§ **REQUIRED TASK**
Write out the lines below as a JSON list of strings, one string per line, skipping blank lines and leaving out the pictures.
|---|
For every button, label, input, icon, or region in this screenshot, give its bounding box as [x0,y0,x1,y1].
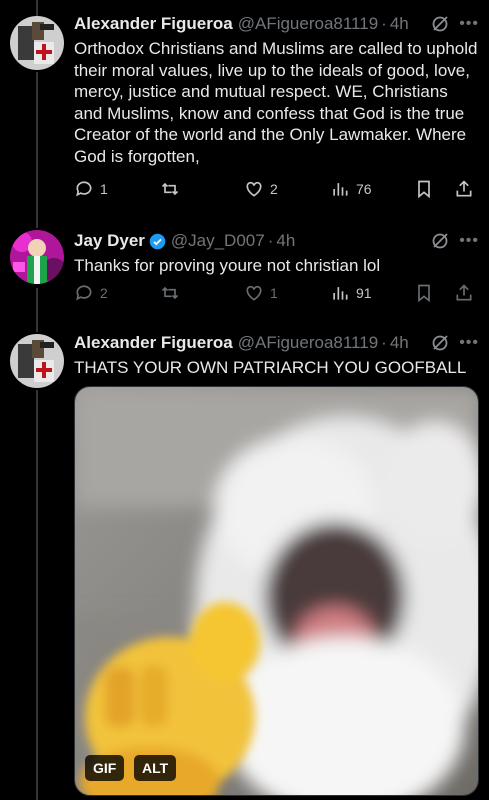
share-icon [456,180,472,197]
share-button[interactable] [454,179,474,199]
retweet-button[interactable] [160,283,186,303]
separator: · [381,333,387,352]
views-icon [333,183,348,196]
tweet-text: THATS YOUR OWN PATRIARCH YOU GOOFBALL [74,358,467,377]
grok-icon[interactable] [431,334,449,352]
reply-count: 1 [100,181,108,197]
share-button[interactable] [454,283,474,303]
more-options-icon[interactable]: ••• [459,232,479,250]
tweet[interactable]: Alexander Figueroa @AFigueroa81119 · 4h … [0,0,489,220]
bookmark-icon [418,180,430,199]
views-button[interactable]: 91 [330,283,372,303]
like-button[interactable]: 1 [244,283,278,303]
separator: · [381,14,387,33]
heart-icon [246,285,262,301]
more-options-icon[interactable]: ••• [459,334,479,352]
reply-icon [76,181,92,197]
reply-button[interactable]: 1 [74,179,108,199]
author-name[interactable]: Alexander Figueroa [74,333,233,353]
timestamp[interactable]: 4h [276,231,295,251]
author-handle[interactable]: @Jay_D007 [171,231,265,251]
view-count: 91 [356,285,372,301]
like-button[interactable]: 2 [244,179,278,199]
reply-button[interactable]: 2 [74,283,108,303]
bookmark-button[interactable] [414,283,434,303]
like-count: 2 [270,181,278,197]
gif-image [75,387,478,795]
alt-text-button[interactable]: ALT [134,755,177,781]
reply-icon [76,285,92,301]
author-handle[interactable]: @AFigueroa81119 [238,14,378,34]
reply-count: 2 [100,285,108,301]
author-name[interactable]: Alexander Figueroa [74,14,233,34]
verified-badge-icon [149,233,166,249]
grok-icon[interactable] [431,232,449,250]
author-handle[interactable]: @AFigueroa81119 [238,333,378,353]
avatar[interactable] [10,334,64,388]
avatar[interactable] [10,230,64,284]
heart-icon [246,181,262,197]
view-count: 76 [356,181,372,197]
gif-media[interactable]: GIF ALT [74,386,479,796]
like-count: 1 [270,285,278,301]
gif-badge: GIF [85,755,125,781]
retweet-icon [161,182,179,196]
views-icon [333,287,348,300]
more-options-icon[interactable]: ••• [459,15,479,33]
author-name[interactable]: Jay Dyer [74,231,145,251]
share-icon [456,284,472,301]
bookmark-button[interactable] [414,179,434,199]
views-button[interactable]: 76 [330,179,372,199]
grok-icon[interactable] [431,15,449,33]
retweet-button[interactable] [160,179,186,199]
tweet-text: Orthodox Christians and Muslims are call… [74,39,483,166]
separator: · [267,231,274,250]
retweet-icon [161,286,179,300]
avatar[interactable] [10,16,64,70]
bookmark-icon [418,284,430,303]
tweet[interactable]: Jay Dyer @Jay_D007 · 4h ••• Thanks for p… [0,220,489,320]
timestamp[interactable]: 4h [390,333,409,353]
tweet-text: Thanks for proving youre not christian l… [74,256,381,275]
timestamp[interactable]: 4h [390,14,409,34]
|---|
§ **REPLY TO THE TASK**
[
  "For every button, label, input, icon, or region in this screenshot, give its bounding box as [x0,y0,x1,y1].",
  "share-icon [456,180,472,197]",
  "share-button[interactable] [454,179,474,199]",
  "retweet-button[interactable] [160,283,186,303]",
  "separator: · [381,333,387,352]",
  "views-icon [333,183,348,196]",
  "tweet-text: THATS YOUR OWN PATRIARCH YOU GOOFBALL [74,358,467,377]",
  "grok-icon[interactable] [431,334,449,352]",
  "reply-count: 1 [100,181,108,197]",
  "share-button[interactable] [454,283,474,303]",
  "more-options-icon[interactable]: ••• [459,232,479,250]",
  "tweet[interactable]: Alexander Figueroa @AFigueroa81119 · 4h … [0,0,489,220]",
  "bookmark-icon [418,180,430,199]",
  "views-button[interactable]: 91 [330,283,372,303]",
  "like-button[interactable]: 1 [244,283,278,303]",
  "separator: · [381,14,387,33]",
  "heart-icon [246,285,262,301]",
  "more-options-icon[interactable]: ••• [459,334,479,352]",
  "reply-icon [76,181,92,197]",
  "reply-button[interactable]: 1 [74,179,108,199]",
  "author-name[interactable]: Alexander Figueroa [74,333,233,353]",
  "timestamp[interactable]: 4h [276,231,295,251]",
  "author-handle[interactable]: @Jay_D007 [171,231,265,251]",
  "view-count: 91 [356,285,372,301]",
  "like-button[interactable]: 2 [244,179,278,199]",
  "reply-button[interactable]: 2 [74,283,108,303]",
  "bookmark-button[interactable] [414,283,434,303]",
  "like-count: 2 [270,181,278,197]",
  "gif-image [75,387,478,795]",
  "alt-text-button[interactable]: ALT [134,755,177,781]",
  "reply-icon [76,285,92,301]",
  "author-handle[interactable]: @AFigueroa81119 [238,14,378,34]",
  "reply-count: 2 [100,285,108,301]",
  "author-name[interactable]: Alexander Figueroa [74,14,233,34]",
  "verified-badge-icon [149,233,166,249]",
  "grok-icon[interactable] [431,232,449,250]",
  "author-handle[interactable]: @AFigueroa81119 [238,333,378,353]",
  "avatar[interactable] [10,334,64,388]",
  "avatar[interactable] [10,230,64,284]",
  "heart-icon [246,181,262,197]",
  "view-count: 76 [356,181,372,197]",
  "gif-media[interactable]: GIF ALT [74,386,479,796]",
  "like-count: 1 [270,285,278,301]",
  "gif-badge: GIF [85,755,125,781]",
  "retweet-icon [161,182,179,196]",
  "views-icon [333,287,348,300]",
  "more-options-icon[interactable]: ••• [459,15,479,33]",
  "author-name[interactable]: Jay Dyer [74,231,145,251]",
  "share-icon [456,284,472,301]",
  "bookmark-button[interactable] [414,179,434,199]",
  "views-button[interactable]: 76 [330,179,372,199]",
  "grok-icon[interactable] [431,15,449,33]",
  "retweet-button[interactable] [160,179,186,199]",
  "tweet-text: Orthodox Christians and Muslims are call… [74,39,483,166]",
  "separator: · [267,231,274,250]",
  "retweet-icon [161,286,179,300]",
  "avatar[interactable] [10,16,64,70]",
  "bookmark-icon [418,284,430,303]",
  "tweet[interactable]: Jay Dyer @Jay_D007 · 4h ••• Thanks for p… [0,220,489,320]",
  "timestamp[interactable]: 4h [390,333,409,353]",
  "tweet-text: Thanks for proving youre not christian l… [74,256,381,275]",
  "timestamp[interactable]: 4h [390,14,409,34]"
]